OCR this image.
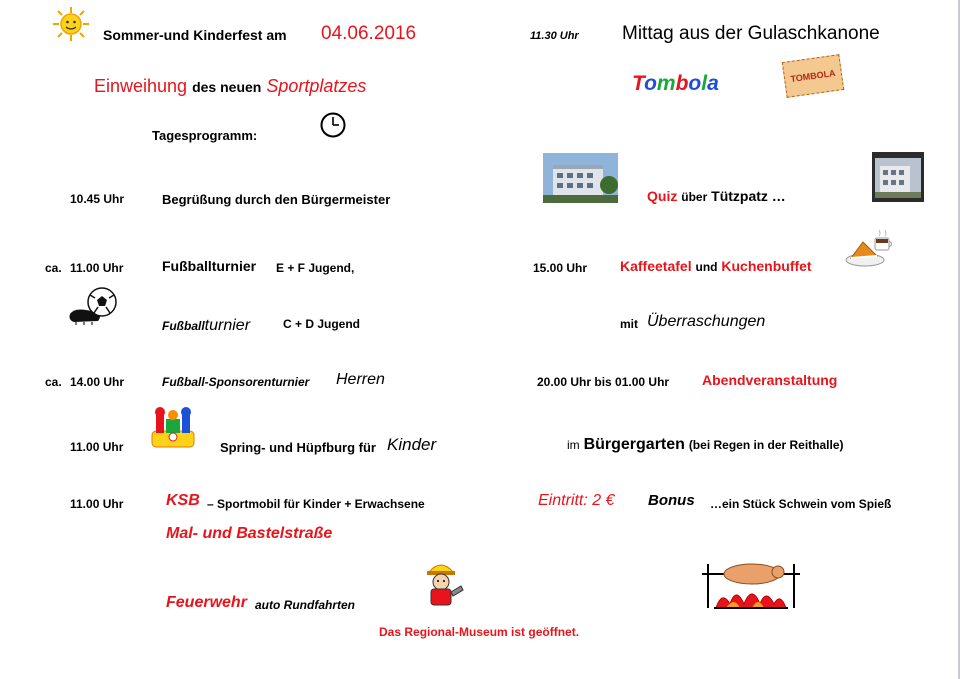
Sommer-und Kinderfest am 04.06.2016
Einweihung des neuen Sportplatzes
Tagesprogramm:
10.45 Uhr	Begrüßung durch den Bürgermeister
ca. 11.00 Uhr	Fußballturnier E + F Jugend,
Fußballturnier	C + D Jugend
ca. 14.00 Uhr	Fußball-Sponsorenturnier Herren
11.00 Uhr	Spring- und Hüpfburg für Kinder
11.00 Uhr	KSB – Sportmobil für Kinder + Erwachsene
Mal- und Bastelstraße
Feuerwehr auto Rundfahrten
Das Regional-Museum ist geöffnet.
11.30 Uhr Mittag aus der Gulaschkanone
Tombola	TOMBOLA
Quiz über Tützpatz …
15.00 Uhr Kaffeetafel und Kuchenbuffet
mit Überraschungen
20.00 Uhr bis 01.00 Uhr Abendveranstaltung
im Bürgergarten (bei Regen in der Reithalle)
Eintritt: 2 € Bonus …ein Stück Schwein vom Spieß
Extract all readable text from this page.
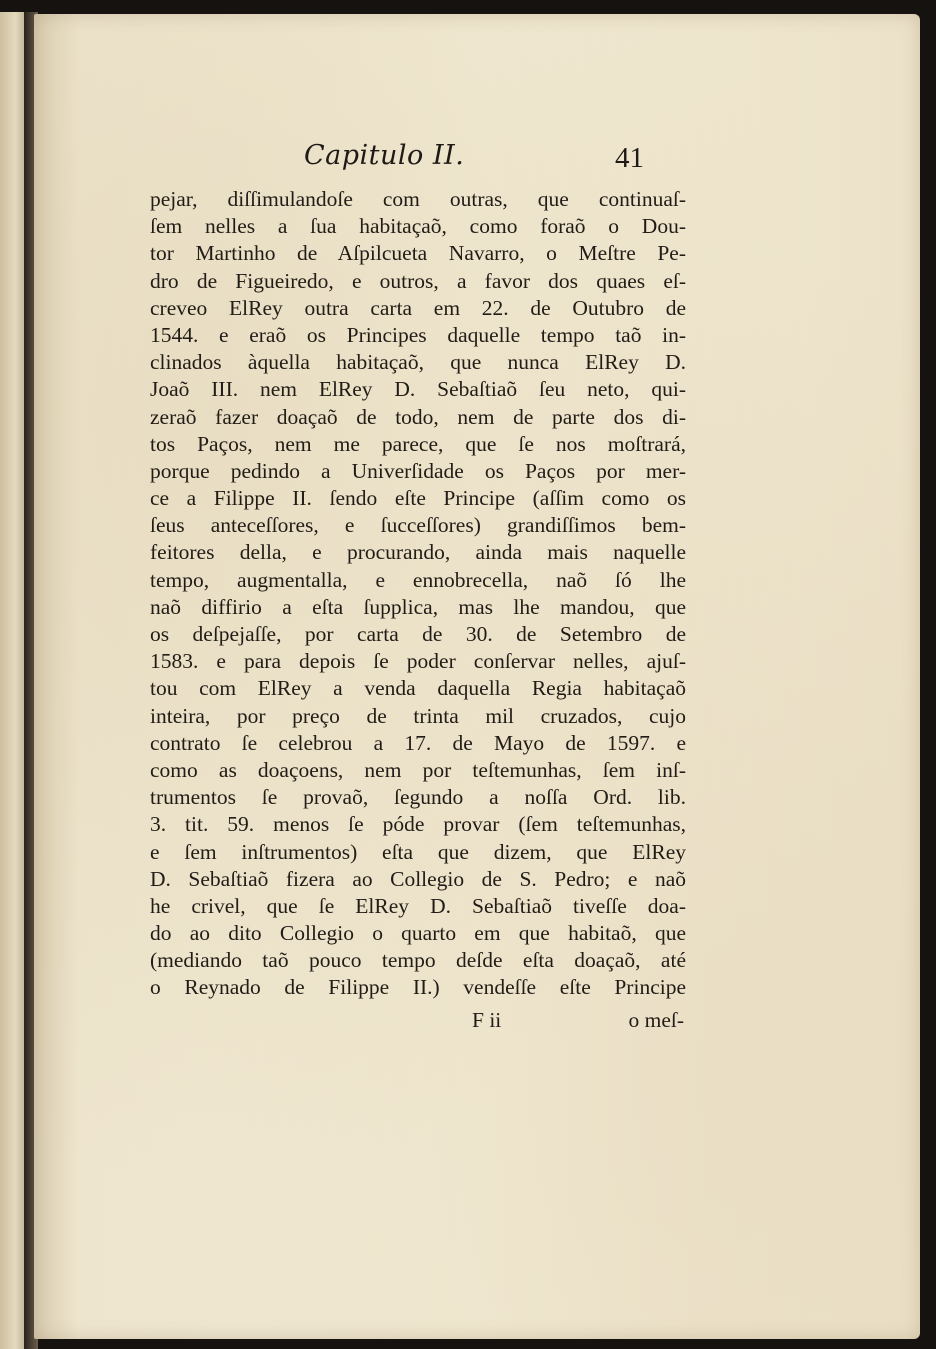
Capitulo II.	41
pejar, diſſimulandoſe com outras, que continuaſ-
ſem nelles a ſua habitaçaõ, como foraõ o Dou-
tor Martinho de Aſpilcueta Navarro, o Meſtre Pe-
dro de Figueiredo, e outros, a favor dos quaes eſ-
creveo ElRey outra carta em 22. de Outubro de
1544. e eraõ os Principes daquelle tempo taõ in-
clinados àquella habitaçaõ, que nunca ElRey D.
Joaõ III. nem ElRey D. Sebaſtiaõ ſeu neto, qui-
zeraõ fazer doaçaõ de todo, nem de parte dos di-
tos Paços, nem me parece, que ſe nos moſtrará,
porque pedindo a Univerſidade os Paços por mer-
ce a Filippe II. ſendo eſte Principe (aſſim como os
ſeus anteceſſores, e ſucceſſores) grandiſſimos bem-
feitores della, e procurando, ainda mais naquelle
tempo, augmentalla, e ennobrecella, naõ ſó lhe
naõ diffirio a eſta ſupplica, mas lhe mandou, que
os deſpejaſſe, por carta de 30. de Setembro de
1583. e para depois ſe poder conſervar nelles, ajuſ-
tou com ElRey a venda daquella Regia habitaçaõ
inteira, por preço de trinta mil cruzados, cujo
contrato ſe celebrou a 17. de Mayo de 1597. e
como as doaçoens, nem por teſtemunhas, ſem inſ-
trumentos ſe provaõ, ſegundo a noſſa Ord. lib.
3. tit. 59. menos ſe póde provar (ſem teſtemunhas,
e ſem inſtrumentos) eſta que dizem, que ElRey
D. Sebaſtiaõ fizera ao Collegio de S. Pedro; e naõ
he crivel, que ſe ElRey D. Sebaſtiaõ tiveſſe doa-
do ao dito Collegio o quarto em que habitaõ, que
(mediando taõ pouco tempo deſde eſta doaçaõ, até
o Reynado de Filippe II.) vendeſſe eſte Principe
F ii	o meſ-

▸ **What is needed**
Drop the images and quote the entries word for word.

▸ **Written solution**
OCR this image.
Sommer-und Kinderfest am 04.06.2016
Einweihung des neuen Sportplatzes
Tagesprogramm:
10.45 Uhr	Begrüßung durch den Bürgermeister
ca. 11.00 Uhr	Fußballturnier E + F Jugend,
Fußballturnier	C + D Jugend
ca. 14.00 Uhr	Fußball-Sponsorenturnier Herren
11.00 Uhr	Spring- und Hüpfburg für Kinder
11.00 Uhr	KSB – Sportmobil für Kinder + Erwachsene
Mal- und Bastelstraße
Feuerwehr auto Rundfahrten
Das Regional-Museum ist geöffnet.
11.30 Uhr Mittag aus der Gulaschkanone
Tombola	TOMBOLA
Quiz über Tützpatz …
15.00 Uhr Kaffeetafel und Kuchenbuffet
mit Überraschungen
20.00 Uhr bis 01.00 Uhr Abendveranstaltung
im Bürgergarten (bei Regen in der Reithalle)
Eintritt: 2 € Bonus …ein Stück Schwein vom Spieß
Extract all readable text from this page.
Capitulo II.	41
pejar, diſſimulandoſe com outras, que continuaſ-
ſem nelles a ſua habitaçaõ, como foraõ o Dou-
tor Martinho de Aſpilcueta Navarro, o Meſtre Pe-
dro de Figueiredo, e outros, a favor dos quaes eſ-
creveo ElRey outra carta em 22. de Outubro de
1544. e eraõ os Principes daquelle tempo taõ in-
clinados àquella habitaçaõ, que nunca ElRey D.
Joaõ III. nem ElRey D. Sebaſtiaõ ſeu neto, qui-
zeraõ fazer doaçaõ de todo, nem de parte dos di-
tos Paços, nem me parece, que ſe nos moſtrará,
porque pedindo a Univerſidade os Paços por mer-
ce a Filippe II. ſendo eſte Principe (aſſim como os
ſeus anteceſſores, e ſucceſſores) grandiſſimos bem-
feitores della, e procurando, ainda mais naquelle
tempo, augmentalla, e ennobrecella, naõ ſó lhe
naõ diffirio a eſta ſupplica, mas lhe mandou, que
os deſpejaſſe, por carta de 30. de Setembro de
1583. e para depois ſe poder conſervar nelles, ajuſ-
tou com ElRey a venda daquella Regia habitaçaõ
inteira, por preço de trinta mil cruzados, cujo
contrato ſe celebrou a 17. de Mayo de 1597. e
como as doaçoens, nem por teſtemunhas, ſem inſ-
trumentos ſe provaõ, ſegundo a noſſa Ord. lib.
3. tit. 59. menos ſe póde provar (ſem teſtemunhas,
e ſem inſtrumentos) eſta que dizem, que ElRey
D. Sebaſtiaõ fizera ao Collegio de S. Pedro; e naõ
he crivel, que ſe ElRey D. Sebaſtiaõ tiveſſe doa-
do ao dito Collegio o quarto em que habitaõ, que
(mediando taõ pouco tempo deſde eſta doaçaõ, até
o Reynado de Filippe II.) vendeſſe eſte Principe
F ii	o meſ-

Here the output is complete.